§ **What to do**
Provide the number of lines containing the word "края", and nothing else.

(Extracted data entries)
..............................

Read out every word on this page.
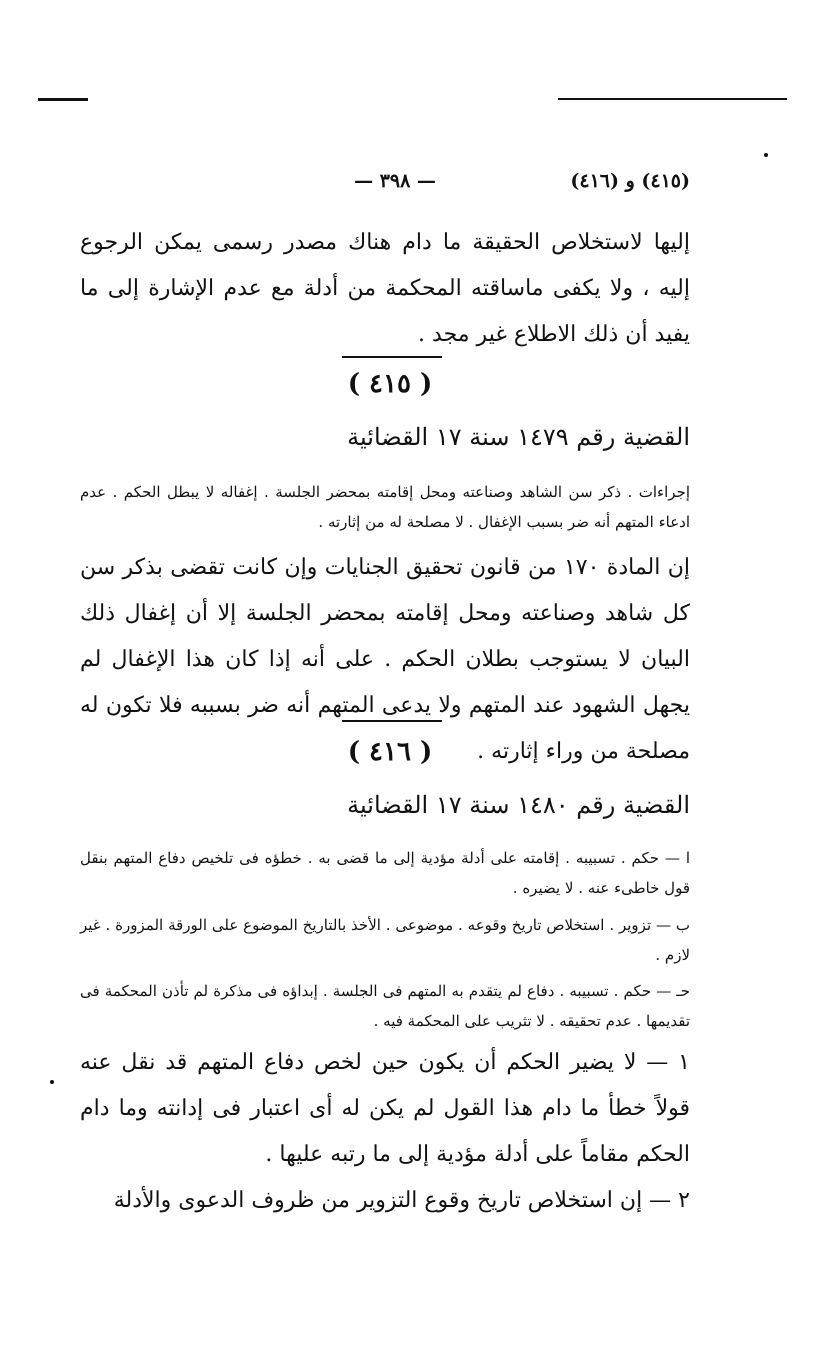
— ٣٩٨ —	(٤١٥) و (٤١٦)
إليها لاستخلاص الحقيقة ما دام هناك مصدر رسمى يمكن الرجوع إليه ، ولا يكفى ماساقته المحكمة من أدلة مع عدم الإشارة إلى ما يفيد أن ذلك الاطلاع غير مجد .
( ٤١٥ )
القضية رقم ١٤٧٩ سنة ١٧ القضائية
إجراءات . ذكر سن الشاهد وصناعته ومحل إقامته بمحضر الجلسة . إغفاله لا يبطل الحكم . عدم ادعاء المتهم أنه ضر بسبب الإغفال . لا مصلحة له من إثارته .
إن المادة ١٧٠ من قانون تحقيق الجنايات وإن كانت تقضى بذكر سن كل شاهد وصناعته ومحل إقامته بمحضر الجلسة إلا أن إغفال ذلك البيان لا يستوجب بطلان الحكم . على أنه إذا كان هذا الإغفال لم يجهل الشهود عند المتهم ولا يدعى المتهم أنه ضر بسببه فلا تكون له مصلحة من وراء إثارته .
( ٤١٦ )
القضية رقم ١٤٨٠ سنة ١٧ القضائية
ا — حكم . تسبيبه . إقامته على أدلة مؤدية إلى ما قضى به . خطؤه فى تلخيص دفاع المتهم بنقل قول خاطىء عنه . لا يضيره .
ب — تزوير . استخلاص تاريخ وقوعه . موضوعى . الأخذ بالتاريخ الموضوع على الورقة المزورة . غير لازم .
حـ — حكم . تسبيبه . دفاع لم يتقدم به المتهم فى الجلسة . إبداؤه فى مذكرة لم تأذن المحكمة فى تقديمها . عدم تحقيقه . لا تثريب على المحكمة فيه .
١ — لا يضير الحكم أن يكون حين لخص دفاع المتهم قد نقل عنه قولاً خطأ ما دام هذا القول لم يكن له أى اعتبار فى إدانته وما دام الحكم مقاماً على أدلة مؤدية إلى ما رتبه عليها .
٢ — إن استخلاص تاريخ وقوع التزوير من ظروف الدعوى والأدلة
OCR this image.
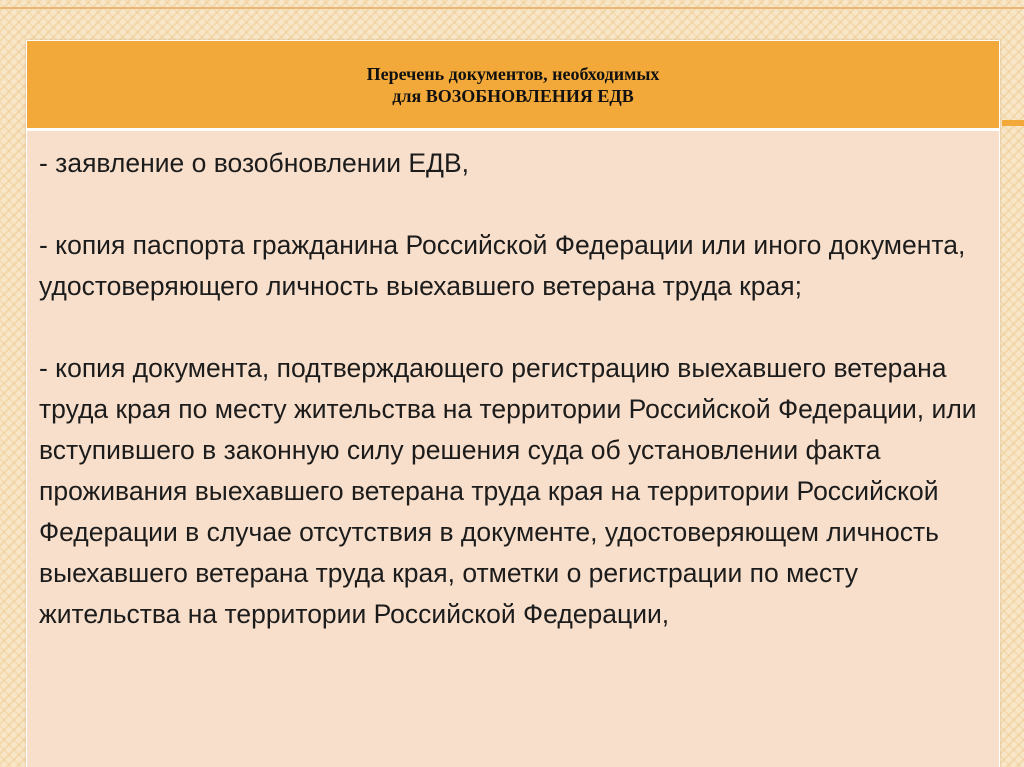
Перечень документов, необходимых
для ВОЗОБНОВЛЕНИЯ ЕДВ

- заявление о возобновлении ЕДВ,

- копия паспорта гражданина Российской Федерации или иного документа, удостоверяющего личность выехавшего ветерана труда края;

- копия документа, подтверждающего регистрацию выехавшего ветерана труда края по месту жительства на территории Российской Федерации, или вступившего в законную силу решения суда об установлении факта проживания выехавшего ветерана труда края на территории Российской Федерации в случае отсутствия в документе, удостоверяющем личность выехавшего ветерана труда края, отметки о регистрации по месту жительства на территории Российской Федерации,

..............................

§ **Response to the task**
2